### [DIRECTION]
Could you transcribe the material below exactly, without leaving out a single line?

(A run of records)
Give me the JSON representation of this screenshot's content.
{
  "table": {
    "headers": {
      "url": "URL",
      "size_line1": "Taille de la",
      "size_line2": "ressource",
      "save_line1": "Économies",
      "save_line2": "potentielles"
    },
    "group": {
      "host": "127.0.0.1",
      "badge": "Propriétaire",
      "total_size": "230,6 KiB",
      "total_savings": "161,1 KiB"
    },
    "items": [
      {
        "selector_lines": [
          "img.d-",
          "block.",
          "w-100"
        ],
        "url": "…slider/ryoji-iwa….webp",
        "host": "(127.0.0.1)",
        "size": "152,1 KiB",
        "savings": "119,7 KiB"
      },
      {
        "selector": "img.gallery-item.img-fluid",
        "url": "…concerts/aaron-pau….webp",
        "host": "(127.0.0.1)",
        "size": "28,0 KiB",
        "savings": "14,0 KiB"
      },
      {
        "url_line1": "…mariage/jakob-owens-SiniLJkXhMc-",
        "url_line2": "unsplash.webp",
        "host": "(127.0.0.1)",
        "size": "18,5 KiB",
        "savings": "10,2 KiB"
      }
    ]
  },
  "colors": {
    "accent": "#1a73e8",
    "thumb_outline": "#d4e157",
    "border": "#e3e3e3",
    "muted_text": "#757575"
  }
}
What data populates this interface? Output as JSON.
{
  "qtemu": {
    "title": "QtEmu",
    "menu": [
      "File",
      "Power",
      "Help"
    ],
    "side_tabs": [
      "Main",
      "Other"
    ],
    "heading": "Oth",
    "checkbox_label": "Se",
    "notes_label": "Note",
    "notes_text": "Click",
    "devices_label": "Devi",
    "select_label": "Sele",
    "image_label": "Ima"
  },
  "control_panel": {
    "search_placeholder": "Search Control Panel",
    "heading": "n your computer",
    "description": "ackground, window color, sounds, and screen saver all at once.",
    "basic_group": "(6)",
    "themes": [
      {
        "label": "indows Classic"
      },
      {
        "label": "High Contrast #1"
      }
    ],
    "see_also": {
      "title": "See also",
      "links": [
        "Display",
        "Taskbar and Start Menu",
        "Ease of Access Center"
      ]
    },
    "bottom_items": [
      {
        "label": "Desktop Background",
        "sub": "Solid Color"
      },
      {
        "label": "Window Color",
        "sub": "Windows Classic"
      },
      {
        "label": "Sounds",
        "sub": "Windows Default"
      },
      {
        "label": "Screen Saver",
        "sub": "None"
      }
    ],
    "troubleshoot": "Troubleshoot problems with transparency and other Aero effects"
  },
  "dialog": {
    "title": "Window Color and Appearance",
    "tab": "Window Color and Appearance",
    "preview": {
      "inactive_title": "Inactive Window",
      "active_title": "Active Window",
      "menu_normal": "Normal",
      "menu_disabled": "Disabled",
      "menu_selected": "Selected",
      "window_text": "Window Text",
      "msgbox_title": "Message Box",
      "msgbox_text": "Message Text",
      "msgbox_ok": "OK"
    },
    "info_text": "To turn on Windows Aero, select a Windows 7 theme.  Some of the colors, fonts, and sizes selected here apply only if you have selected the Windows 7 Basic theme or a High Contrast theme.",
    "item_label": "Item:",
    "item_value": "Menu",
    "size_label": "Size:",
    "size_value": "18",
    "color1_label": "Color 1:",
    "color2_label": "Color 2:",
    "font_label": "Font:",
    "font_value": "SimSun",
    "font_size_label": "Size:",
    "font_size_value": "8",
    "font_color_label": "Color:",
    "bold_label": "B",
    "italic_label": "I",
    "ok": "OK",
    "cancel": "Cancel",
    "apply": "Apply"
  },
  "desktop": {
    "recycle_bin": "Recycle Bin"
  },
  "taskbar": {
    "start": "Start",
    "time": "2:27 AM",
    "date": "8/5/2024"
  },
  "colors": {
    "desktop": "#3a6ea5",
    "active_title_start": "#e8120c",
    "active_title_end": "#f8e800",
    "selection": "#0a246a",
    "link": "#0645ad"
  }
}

### [TASK RESULT]
Give me the JSON representation of this screenshot's content.
{
  "table": {
    "headers": {
      "url": "URL",
      "size_line1": "Taille de la",
      "size_line2": "ressource",
      "save_line1": "Économies",
      "save_line2": "potentielles"
    },
    "group": {
      "host": "127.0.0.1",
      "badge": "Propriétaire",
      "total_size": "230,6 KiB",
      "total_savings": "161,1 KiB"
    },
    "items": [
      {
        "selector_lines": [
          "img.d-",
          "block.",
          "w-100"
        ],
        "url": "…slider/ryoji-iwa….webp",
        "host": "(127.0.0.1)",
        "size": "152,1 KiB",
        "savings": "119,7 KiB"
      },
      {
        "selector": "img.gallery-item.img-fluid",
        "url": "…concerts/aaron-pau….webp",
        "host": "(127.0.0.1)",
        "size": "28,0 KiB",
        "savings": "14,0 KiB"
      },
      {
        "url_line1": "…mariage/jakob-owens-SiniLJkXhMc-",
        "url_line2": "unsplash.webp",
        "host": "(127.0.0.1)",
        "size": "18,5 KiB",
        "savings": "10,2 KiB"
      }
    ]
  },
  "colors": {
    "accent": "#1a73e8",
    "thumb_outline": "#d4e157",
    "border": "#e3e3e3",
    "muted_text": "#757575"
  }
}
What data populates this interface? Output as JSON.
{
  "qtemu": {
    "title": "QtEmu",
    "menu": [
      "File",
      "Power",
      "Help"
    ],
    "side_tabs": [
      "Main",
      "Other"
    ],
    "heading": "Oth",
    "checkbox_label": "Se",
    "notes_label": "Note",
    "notes_text": "Click",
    "devices_label": "Devi",
    "select_label": "Sele",
    "image_label": "Ima"
  },
  "control_panel": {
    "search_placeholder": "Search Control Panel",
    "heading": "n your computer",
    "description": "ackground, window color, sounds, and screen saver all at once.",
    "basic_group": "(6)",
    "themes": [
      {
        "label": "indows Classic"
      },
      {
        "label": "High Contrast #1"
      }
    ],
    "see_also": {
      "title": "See also",
      "links": [
        "Display",
        "Taskbar and Start Menu",
        "Ease of Access Center"
      ]
    },
    "bottom_items": [
      {
        "label": "Desktop Background",
        "sub": "Solid Color"
      },
      {
        "label": "Window Color",
        "sub": "Windows Classic"
      },
      {
        "label": "Sounds",
        "sub": "Windows Default"
      },
      {
        "label": "Screen Saver",
        "sub": "None"
      }
    ],
    "troubleshoot": "Troubleshoot problems with transparency and other Aero effects"
  },
  "dialog": {
    "title": "Window Color and Appearance",
    "tab": "Window Color and Appearance",
    "preview": {
      "inactive_title": "Inactive Window",
      "active_title": "Active Window",
      "menu_normal": "Normal",
      "menu_disabled": "Disabled",
      "menu_selected": "Selected",
      "window_text": "Window Text",
      "msgbox_title": "Message Box",
      "msgbox_text": "Message Text",
      "msgbox_ok": "OK"
    },
    "info_text": "To turn on Windows Aero, select a Windows 7 theme.  Some of the colors, fonts, and sizes selected here apply only if you have selected the Windows 7 Basic theme or a High Contrast theme.",
    "item_label": "Item:",
    "item_value": "Menu",
    "size_label": "Size:",
    "size_value": "18",
    "color1_label": "Color 1:",
    "color2_label": "Color 2:",
    "font_label": "Font:",
    "font_value": "SimSun",
    "font_size_label": "Size:",
    "font_size_value": "8",
    "font_color_label": "Color:",
    "bold_label": "B",
    "italic_label": "I",
    "ok": "OK",
    "cancel": "Cancel",
    "apply": "Apply"
  },
  "desktop": {
    "recycle_bin": "Recycle Bin"
  },
  "taskbar": {
    "start": "Start",
    "time": "2:27 AM",
    "date": "8/5/2024"
  },
  "colors": {
    "desktop": "#3a6ea5",
    "active_title_start": "#e8120c",
    "active_title_end": "#f8e800",
    "selection": "#0a246a",
    "link": "#0645ad"
  }
}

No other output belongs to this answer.